#### What to work on:
Reproduce each of the entries below word for word.
** Begin **
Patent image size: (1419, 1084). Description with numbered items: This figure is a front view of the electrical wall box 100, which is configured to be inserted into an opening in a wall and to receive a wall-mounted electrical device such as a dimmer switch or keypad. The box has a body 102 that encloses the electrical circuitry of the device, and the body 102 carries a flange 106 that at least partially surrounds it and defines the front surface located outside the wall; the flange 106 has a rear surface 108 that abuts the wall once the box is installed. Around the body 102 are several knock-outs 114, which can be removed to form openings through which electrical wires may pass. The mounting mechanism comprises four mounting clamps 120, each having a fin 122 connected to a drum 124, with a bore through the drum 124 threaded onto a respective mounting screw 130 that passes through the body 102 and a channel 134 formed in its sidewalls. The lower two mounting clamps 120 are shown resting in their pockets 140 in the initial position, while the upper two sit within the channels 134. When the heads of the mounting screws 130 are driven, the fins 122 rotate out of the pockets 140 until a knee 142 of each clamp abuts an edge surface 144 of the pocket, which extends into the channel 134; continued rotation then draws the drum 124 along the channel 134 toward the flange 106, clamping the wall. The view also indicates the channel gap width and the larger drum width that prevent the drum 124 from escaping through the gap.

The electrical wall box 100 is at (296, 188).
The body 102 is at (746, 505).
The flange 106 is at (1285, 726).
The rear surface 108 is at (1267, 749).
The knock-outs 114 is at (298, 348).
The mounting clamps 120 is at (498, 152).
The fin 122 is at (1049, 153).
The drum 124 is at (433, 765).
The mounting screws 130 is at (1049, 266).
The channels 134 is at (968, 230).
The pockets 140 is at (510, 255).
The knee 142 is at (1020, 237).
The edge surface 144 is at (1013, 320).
** End **
#### Solution to this exercise:
Patent image size: (1419, 1084). Description with numbered items: This figure is a front view of the electrical wall box 100, which is configured to be inserted into an opening in a wall and to receive a wall-mounted electrical device such as a dimmer switch or keypad. The box has a body 102 that encloses the electrical circuitry of the device, and the body 102 carries a flange 106 that at least partially surrounds it and defines the front surface located outside the wall; the flange 106 has a rear surface 108 that abuts the wall once the box is installed. Around the body 102 are several knock-outs 114, which can be removed to form openings through which electrical wires may pass. The mounting mechanism comprises four mounting clamps 120, each having a fin 122 connected to a drum 124, with a bore through the drum 124 threaded onto a respective mounting screw 130 that passes through the body 102 and a channel 134 formed in its sidewalls. The lower two mounting clamps 120 are shown resting in their pockets 140 in the initial position, while the upper two sit within the channels 134. When the heads of the mounting screws 130 are driven, the fins 122 rotate out of the pockets 140 until a knee 142 of each clamp abuts an edge surface 144 of the pocket, which extends into the channel 134; continued rotation then draws the drum 124 along the channel 134 toward the flange 106, clamping the wall. The view also indicates the channel gap width and the larger drum width that prevent the drum 124 from escaping through the gap.

The electrical wall box 100 is at (296, 188).
The body 102 is at (746, 505).
The flange 106 is at (1285, 726).
The rear surface 108 is at (1267, 749).
The knock-outs 114 is at (298, 348).
The mounting clamps 120 is at (498, 152).
The fin 122 is at (1049, 153).
The drum 124 is at (433, 765).
The mounting screws 130 is at (1049, 266).
The channels 134 is at (968, 230).
The pockets 140 is at (510, 255).
The knee 142 is at (1020, 237).
The edge surface 144 is at (1013, 320).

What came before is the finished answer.